Exercise task. Leave out the pictures and copy each record below exactly.

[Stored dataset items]

## Start

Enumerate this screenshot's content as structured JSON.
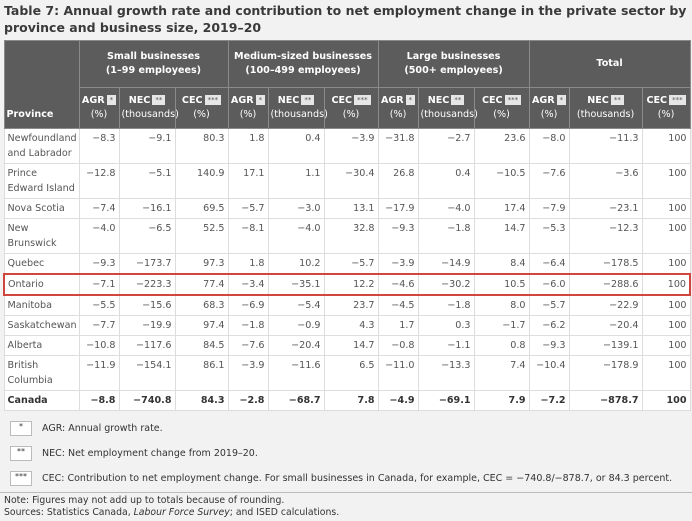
{
  "title": "Table 7: Annual growth rate and contribution to net employment change in the private sector by province and business size, 2019–20",
  "header": {
    "province": "Province",
    "groups": [
      {
        "name": "Small businesses",
        "sub": "(1–99 employees)"
      },
      {
        "name": "Medium-sized businesses",
        "sub": "(100–499 employees)"
      },
      {
        "name": "Large businesses",
        "sub": "(500+ employees)"
      },
      {
        "name": "Total",
        "sub": ""
      }
    ],
    "cols": [
      {
        "abbr": "AGR",
        "fn": "*",
        "unit": "(%)"
      },
      {
        "abbr": "NEC",
        "fn": "**",
        "unit": "(thousands)"
      },
      {
        "abbr": "CEC",
        "fn": "***",
        "unit": "(%)"
      }
    ]
  },
  "rows": [
    {
      "province": "Newfoundland and Labrador",
      "v": [
        "−8.3",
        "−9.1",
        "80.3",
        "1.8",
        "0.4",
        "−3.9",
        "−31.8",
        "−2.7",
        "23.6",
        "−8.0",
        "−11.3",
        "100"
      ]
    },
    {
      "province": "Prince Edward Island",
      "v": [
        "−12.8",
        "−5.1",
        "140.9",
        "17.1",
        "1.1",
        "−30.4",
        "26.8",
        "0.4",
        "−10.5",
        "−7.6",
        "−3.6",
        "100"
      ]
    },
    {
      "province": "Nova Scotia",
      "v": [
        "−7.4",
        "−16.1",
        "69.5",
        "−5.7",
        "−3.0",
        "13.1",
        "−17.9",
        "−4.0",
        "17.4",
        "−7.9",
        "−23.1",
        "100"
      ]
    },
    {
      "province": "New Brunswick",
      "v": [
        "−4.0",
        "−6.5",
        "52.5",
        "−8.1",
        "−4.0",
        "32.8",
        "−9.3",
        "−1.8",
        "14.7",
        "−5.3",
        "−12.3",
        "100"
      ]
    },
    {
      "province": "Quebec",
      "v": [
        "−9.3",
        "−173.7",
        "97.3",
        "1.8",
        "10.2",
        "−5.7",
        "−3.9",
        "−14.9",
        "8.4",
        "−6.4",
        "−178.5",
        "100"
      ]
    },
    {
      "province": "Ontario",
      "v": [
        "−7.1",
        "−223.3",
        "77.4",
        "−3.4",
        "−35.1",
        "12.2",
        "−4.6",
        "−30.2",
        "10.5",
        "−6.0",
        "−288.6",
        "100"
      ]
    },
    {
      "province": "Manitoba",
      "v": [
        "−5.5",
        "−15.6",
        "68.3",
        "−6.9",
        "−5.4",
        "23.7",
        "−4.5",
        "−1.8",
        "8.0",
        "−5.7",
        "−22.9",
        "100"
      ]
    },
    {
      "province": "Saskatchewan",
      "v": [
        "−7.7",
        "−19.9",
        "97.4",
        "−1.8",
        "−0.9",
        "4.3",
        "1.7",
        "0.3",
        "−1.7",
        "−6.2",
        "−20.4",
        "100"
      ]
    },
    {
      "province": "Alberta",
      "v": [
        "−10.8",
        "−117.6",
        "84.5",
        "−7.6",
        "−20.4",
        "14.7",
        "−0.8",
        "−1.1",
        "0.8",
        "−9.3",
        "−139.1",
        "100"
      ]
    },
    {
      "province": "British Columbia",
      "v": [
        "−11.9",
        "−154.1",
        "86.1",
        "−3.9",
        "−11.6",
        "6.5",
        "−11.0",
        "−13.3",
        "7.4",
        "−10.4",
        "−178.9",
        "100"
      ]
    },
    {
      "province": "Canada",
      "v": [
        "−8.8",
        "−740.8",
        "84.3",
        "−2.8",
        "−68.7",
        "7.8",
        "−4.9",
        "−69.1",
        "7.9",
        "−7.2",
        "−878.7",
        "100"
      ]
    }
  ],
  "highlight_row": "Ontario",
  "legend": [
    {
      "mark": "*",
      "text": "AGR: Annual growth rate."
    },
    {
      "mark": "**",
      "text": "NEC: Net employment change from 2019–20."
    },
    {
      "mark": "***",
      "text": "CEC: Contribution to net employment change. For small businesses in Canada, for example, CEC = −740.8/−878.7, or 84.3 percent."
    }
  ],
  "note": "Note: Figures may not add up to totals because of rounding.",
  "sources_prefix": "Sources: Statistics Canada, ",
  "sources_italic": "Labour Force Survey",
  "sources_suffix": "; and ISED calculations."
}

## End

Written answer.
Enumerate this screenshot's content as structured JSON.
{
  "title": "Table 7: Annual growth rate and contribution to net employment change in the private sector by province and business size, 2019–20",
  "header": {
    "province": "Province",
    "groups": [
      {
        "name": "Small businesses",
        "sub": "(1–99 employees)"
      },
      {
        "name": "Medium-sized businesses",
        "sub": "(100–499 employees)"
      },
      {
        "name": "Large businesses",
        "sub": "(500+ employees)"
      },
      {
        "name": "Total",
        "sub": ""
      }
    ],
    "cols": [
      {
        "abbr": "AGR",
        "fn": "*",
        "unit": "(%)"
      },
      {
        "abbr": "NEC",
        "fn": "**",
        "unit": "(thousands)"
      },
      {
        "abbr": "CEC",
        "fn": "***",
        "unit": "(%)"
      }
    ]
  },
  "rows": [
    {
      "province": "Newfoundland and Labrador",
      "v": [
        "−8.3",
        "−9.1",
        "80.3",
        "1.8",
        "0.4",
        "−3.9",
        "−31.8",
        "−2.7",
        "23.6",
        "−8.0",
        "−11.3",
        "100"
      ]
    },
    {
      "province": "Prince Edward Island",
      "v": [
        "−12.8",
        "−5.1",
        "140.9",
        "17.1",
        "1.1",
        "−30.4",
        "26.8",
        "0.4",
        "−10.5",
        "−7.6",
        "−3.6",
        "100"
      ]
    },
    {
      "province": "Nova Scotia",
      "v": [
        "−7.4",
        "−16.1",
        "69.5",
        "−5.7",
        "−3.0",
        "13.1",
        "−17.9",
        "−4.0",
        "17.4",
        "−7.9",
        "−23.1",
        "100"
      ]
    },
    {
      "province": "New Brunswick",
      "v": [
        "−4.0",
        "−6.5",
        "52.5",
        "−8.1",
        "−4.0",
        "32.8",
        "−9.3",
        "−1.8",
        "14.7",
        "−5.3",
        "−12.3",
        "100"
      ]
    },
    {
      "province": "Quebec",
      "v": [
        "−9.3",
        "−173.7",
        "97.3",
        "1.8",
        "10.2",
        "−5.7",
        "−3.9",
        "−14.9",
        "8.4",
        "−6.4",
        "−178.5",
        "100"
      ]
    },
    {
      "province": "Ontario",
      "v": [
        "−7.1",
        "−223.3",
        "77.4",
        "−3.4",
        "−35.1",
        "12.2",
        "−4.6",
        "−30.2",
        "10.5",
        "−6.0",
        "−288.6",
        "100"
      ]
    },
    {
      "province": "Manitoba",
      "v": [
        "−5.5",
        "−15.6",
        "68.3",
        "−6.9",
        "−5.4",
        "23.7",
        "−4.5",
        "−1.8",
        "8.0",
        "−5.7",
        "−22.9",
        "100"
      ]
    },
    {
      "province": "Saskatchewan",
      "v": [
        "−7.7",
        "−19.9",
        "97.4",
        "−1.8",
        "−0.9",
        "4.3",
        "1.7",
        "0.3",
        "−1.7",
        "−6.2",
        "−20.4",
        "100"
      ]
    },
    {
      "province": "Alberta",
      "v": [
        "−10.8",
        "−117.6",
        "84.5",
        "−7.6",
        "−20.4",
        "14.7",
        "−0.8",
        "−1.1",
        "0.8",
        "−9.3",
        "−139.1",
        "100"
      ]
    },
    {
      "province": "British Columbia",
      "v": [
        "−11.9",
        "−154.1",
        "86.1",
        "−3.9",
        "−11.6",
        "6.5",
        "−11.0",
        "−13.3",
        "7.4",
        "−10.4",
        "−178.9",
        "100"
      ]
    },
    {
      "province": "Canada",
      "v": [
        "−8.8",
        "−740.8",
        "84.3",
        "−2.8",
        "−68.7",
        "7.8",
        "−4.9",
        "−69.1",
        "7.9",
        "−7.2",
        "−878.7",
        "100"
      ]
    }
  ],
  "highlight_row": "Ontario",
  "legend": [
    {
      "mark": "*",
      "text": "AGR: Annual growth rate."
    },
    {
      "mark": "**",
      "text": "NEC: Net employment change from 2019–20."
    },
    {
      "mark": "***",
      "text": "CEC: Contribution to net employment change. For small businesses in Canada, for example, CEC = −740.8/−878.7, or 84.3 percent."
    }
  ],
  "note": "Note: Figures may not add up to totals because of rounding.",
  "sources_prefix": "Sources: Statistics Canada, ",
  "sources_italic": "Labour Force Survey",
  "sources_suffix": "; and ISED calculations."
}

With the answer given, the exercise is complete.